= Requirements =
Please write out the lines from the line with "view-all-link[interactable]: View all" to the line with "For every button, label, input, icon, or" again, substituting "Credit" for "Loan" wherever it occurs and changing nothing else.

= Working data =
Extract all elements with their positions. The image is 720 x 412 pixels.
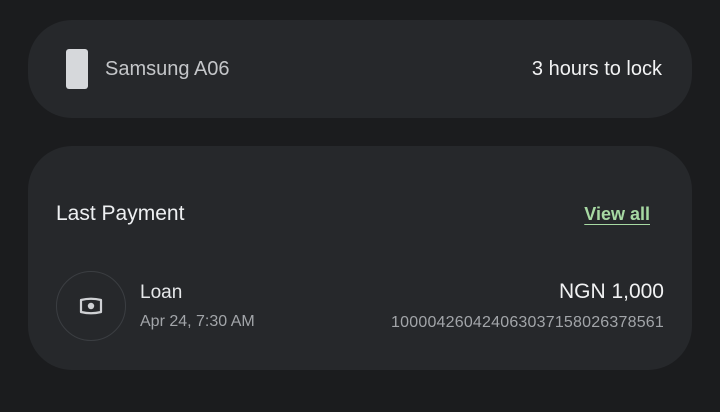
view-all-link[interactable]: View all (584, 204, 650, 225)
payment-header: Last Payment View all (56, 202, 650, 226)
payment-title: Loan (140, 281, 183, 303)
payment-item[interactable]: Loan Apr 24, 7:30 AM NGN 1,000 100004260… (56, 270, 664, 342)
payment-details: Loan Apr 24, 7:30 AM (140, 282, 391, 331)
phone-icon (66, 49, 88, 89)
payment-amount-block: NGN 1,000 100004260424063037158026378561 (391, 280, 664, 332)
device-card[interactable]: Samsung A06 3 hours to lock (28, 20, 692, 118)
cash-icon (79, 297, 103, 315)
device-name: Samsung A06 (105, 57, 230, 80)
section-title: Last Payment (56, 202, 185, 225)
lock-countdown: 3 hours to lock (531, 57, 662, 80)
payment-amount: NGN 1,000 (558, 280, 664, 303)
last-payment-card: Last Payment View all Loan Apr 24, 7:30 … (28, 146, 692, 370)
payment-reference: 100004260424063037158026378561 (391, 314, 664, 331)
payment-icon-circle (56, 271, 126, 341)
payment-datetime: Apr 24, 7:30 AM (140, 312, 255, 330)
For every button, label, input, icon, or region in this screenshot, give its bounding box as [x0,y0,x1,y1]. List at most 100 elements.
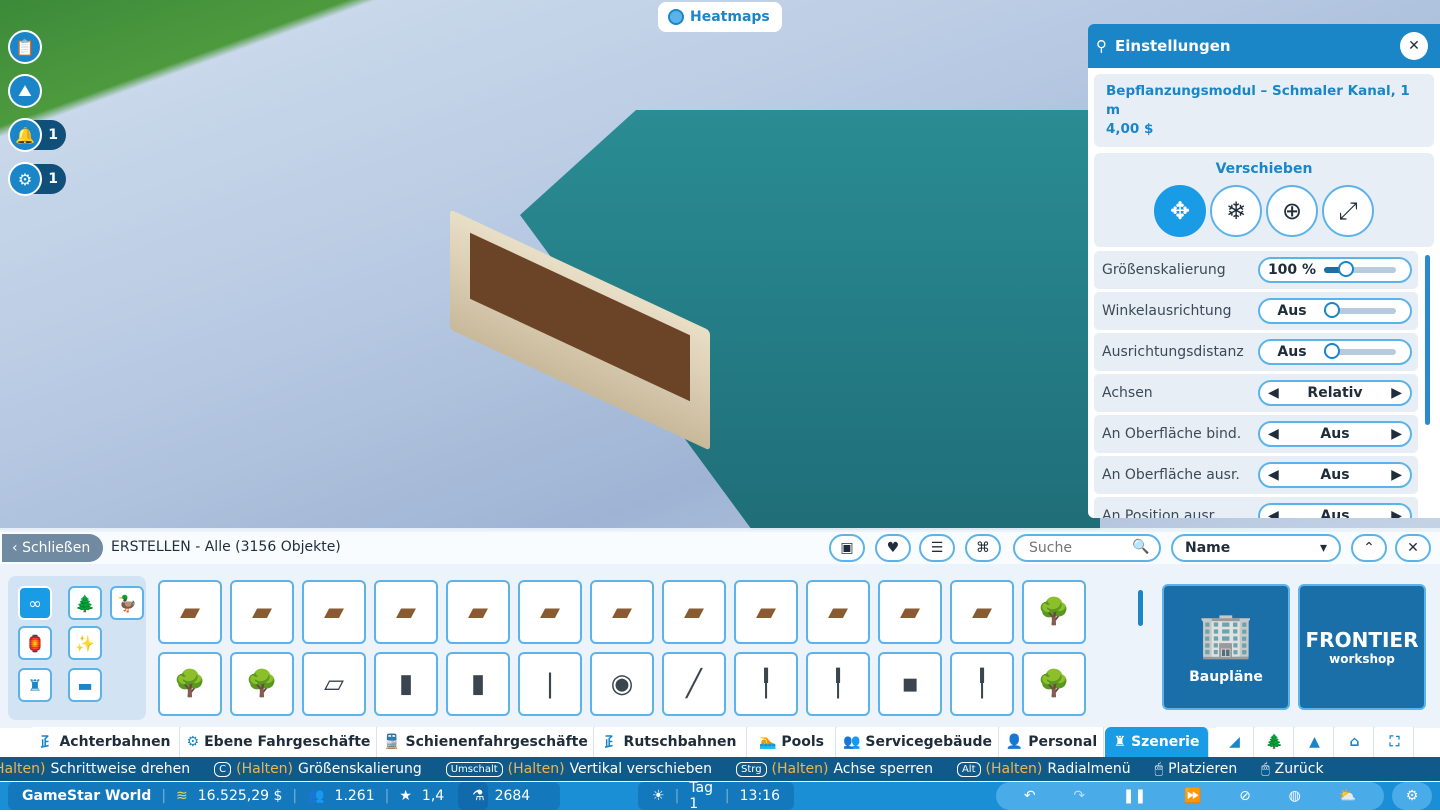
item-lamp-tall[interactable]: ╿ [950,652,1014,716]
item-drone-statue[interactable]: ◉ [590,652,654,716]
tab-pools[interactable]: 🏊 Pools [748,727,836,757]
tree-icon[interactable]: 🌲 [68,586,102,620]
globe-icon[interactable]: ◍ [1289,788,1301,804]
tree-icon[interactable]: 🌲 [1256,727,1294,757]
clipboard-icon[interactable]: 📋 [8,30,42,64]
select-control[interactable]: ◀ Relativ ▶ [1258,380,1412,406]
item-pillar-round[interactable]: ▮ [374,652,438,716]
select-control[interactable]: ◀ Aus ▶ [1258,421,1412,447]
building-icon[interactable]: ⌂ [1336,727,1374,757]
panel-scrollbar[interactable] [1425,255,1430,425]
sort-dropdown[interactable]: Name ▾ [1171,534,1341,562]
tower-icon[interactable]: ♜ [18,668,52,702]
close-button[interactable]: ✕ [1400,32,1428,60]
lamp-icon[interactable]: 🏮 [18,626,52,660]
slider-knob[interactable] [1338,261,1355,277]
slider-knob[interactable] [1324,302,1340,318]
duck-icon[interactable]: 🦆 [110,586,144,620]
item-planter-triangle[interactable]: ▰ [950,580,1014,644]
blueprint-filter-icon[interactable]: ▣ [829,534,865,562]
slider-control[interactable]: Aus [1258,298,1412,324]
item-pole[interactable]: | [518,652,582,716]
bundle-icon[interactable]: ⌘ [965,534,1001,562]
search-icon[interactable]: 🔍 [1132,539,1149,555]
item-lamp-post[interactable]: ╿ [734,652,798,716]
snowflake-icon[interactable]: ❄ [1210,185,1262,237]
research-points[interactable]: 2684 [495,788,531,804]
tab-ebene fahrgeschäfte[interactable]: ⚙ Ebene Fahrgeschäfte [181,727,377,757]
workshop-button[interactable]: FRONTIER workshop [1298,584,1426,710]
tab-personal[interactable]: 👤 Personal [1000,727,1104,757]
sliders-icon[interactable]: ☰ [919,534,955,562]
bell-icon[interactable]: 🔔 [8,118,42,152]
arrow-left-icon[interactable]: ◀ [1268,467,1279,483]
park-name[interactable]: GameStar World [22,788,151,804]
tab-achterbahnen[interactable]: ⺪ Achterbahnen [32,727,180,757]
gear-icon[interactable]: ⚙ [1406,788,1419,804]
orbit-icon[interactable]: ⊕ [1266,185,1318,237]
item-shrub[interactable]: 🌳 [1022,580,1086,644]
slider-track[interactable] [1324,343,1396,359]
item-sign-board[interactable]: ▱ [302,652,366,716]
item-planter-edge-3[interactable]: ▰ [662,580,726,644]
slider-track[interactable] [1324,302,1396,318]
terrain-add-icon[interactable]: ⛰ [8,74,42,108]
weather-icon[interactable]: ⛅ [1339,788,1356,804]
grid-scrollbar[interactable] [1138,590,1143,626]
slider-knob[interactable] [1324,343,1340,359]
tab-rutschbahnen[interactable]: ⺪ Rutschbahnen [595,727,747,757]
item-rail-lamp[interactable]: ╱ [662,652,726,716]
close-x-button[interactable]: ✕ [1395,534,1431,562]
fireworks-icon[interactable]: ✨ [68,626,102,660]
arrow-right-icon[interactable]: ▶ [1391,385,1402,401]
slider-control[interactable]: Aus [1258,339,1412,365]
item-bush[interactable]: 🌳 [1022,652,1086,716]
terrain-icon[interactable]: ◢ [1216,727,1254,757]
heatmaps-button[interactable]: Heatmaps [658,2,782,32]
tab-szenerie[interactable]: ♜ Szenerie [1105,727,1209,757]
bench-icon[interactable]: ▬ [68,668,102,702]
mountain-icon[interactable]: ▲ [1296,727,1334,757]
camera-off-icon[interactable]: ⊘ [1239,788,1251,804]
item-planter-corner-2[interactable]: ▰ [734,580,798,644]
item-pillar-thin[interactable]: ▮ [446,652,510,716]
close-browser-button[interactable]: ‹ Schließen [2,534,103,562]
select-control[interactable]: ◀ Aus ▶ [1258,462,1412,488]
item-planter-edge-2[interactable]: ▰ [590,580,654,644]
tab-servicegebäude[interactable]: 👥 Servicegebäude [837,727,999,757]
pause-icon[interactable]: ❚❚ [1123,788,1146,804]
item-planter-curve[interactable]: ▰ [374,580,438,644]
heart-icon[interactable]: ♥ [875,534,911,562]
item-planter-edge[interactable]: ▰ [518,580,582,644]
blueprints-button[interactable]: 🏢 Baupläne [1162,584,1290,710]
redo-icon[interactable]: ↷ [1073,788,1085,804]
item-lamp-short[interactable]: ╿ [806,652,870,716]
item-wall-light[interactable]: ▪ [878,652,942,716]
item-planter-corner[interactable]: ▰ [230,580,294,644]
slider-track[interactable] [1324,261,1396,277]
arrow-right-icon[interactable]: ▶ [1391,426,1402,442]
expand-icon[interactable]: ⛶ [1376,727,1414,757]
arrow-left-icon[interactable]: ◀ [1268,426,1279,442]
arrow-left-icon[interactable]: ◀ [1268,385,1279,401]
arrow-right-icon[interactable]: ▶ [1391,508,1402,518]
select-control[interactable]: ◀ Aus ▶ [1258,503,1412,518]
slider-control[interactable]: 100 % [1258,257,1412,283]
collapse-button[interactable]: ⌃ [1351,534,1387,562]
item-planter-square[interactable]: ▰ [302,580,366,644]
undo-icon[interactable]: ↶ [1024,788,1036,804]
resize-icon[interactable]: ⤢ [1322,185,1374,237]
fast-forward-icon[interactable]: ⏩ [1184,788,1201,804]
infinity-icon[interactable]: ∞ [18,586,52,620]
item-tree[interactable]: 🌳 [158,652,222,716]
tab-schienenfahrgeschäfte[interactable]: 🚆 Schienenfahrgeschäfte [378,727,594,757]
item-planter-wood[interactable]: ▰ [446,580,510,644]
gear-badge-icon[interactable]: ⚙ [8,162,42,196]
item-tree-2[interactable]: 🌳 [230,652,294,716]
item-planter-narrow[interactable]: ▰ [878,580,942,644]
arrow-left-icon[interactable]: ◀ [1268,508,1279,518]
arrow-right-icon[interactable]: ▶ [1391,467,1402,483]
item-planter-end[interactable]: ▰ [806,580,870,644]
move-arrows-icon[interactable]: ✥ [1154,185,1206,237]
item-planter-round[interactable]: ▰ [158,580,222,644]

= Task output =
view-all-link[interactable]: View all (584, 204, 650, 225)
payment-header: Last Payment View all (56, 202, 650, 226)
payment-title: Credit (140, 281, 183, 303)
payment-item[interactable]: Credit Apr 24, 7:30 AM NGN 1,000 100004260… (56, 270, 664, 342)
payment-details: Credit Apr 24, 7:30 AM (140, 282, 391, 331)
phone-icon (66, 49, 88, 89)
payment-amount-block: NGN 1,000 100004260424063037158026378561 (391, 280, 664, 332)
device-card[interactable]: Samsung A06 3 hours to lock (28, 20, 692, 118)
cash-icon (79, 297, 103, 315)
device-name: Samsung A06 (105, 57, 230, 80)
section-title: Last Payment (56, 202, 185, 225)
lock-countdown: 3 hours to lock (531, 57, 662, 80)
payment-amount: NGN 1,000 (558, 280, 664, 303)
last-payment-card: Last Payment View all Credit Apr 24, 7:30 … (28, 146, 692, 370)
payment-reference: 100004260424063037158026378561 (391, 314, 664, 331)
payment-icon-circle (56, 271, 126, 341)
payment-datetime: Apr 24, 7:30 AM (140, 312, 255, 330)
For every button, label, input, icon, or region in this screenshot, give its bounding box as [x0,y0,x1,y1]. List at most 100 elements.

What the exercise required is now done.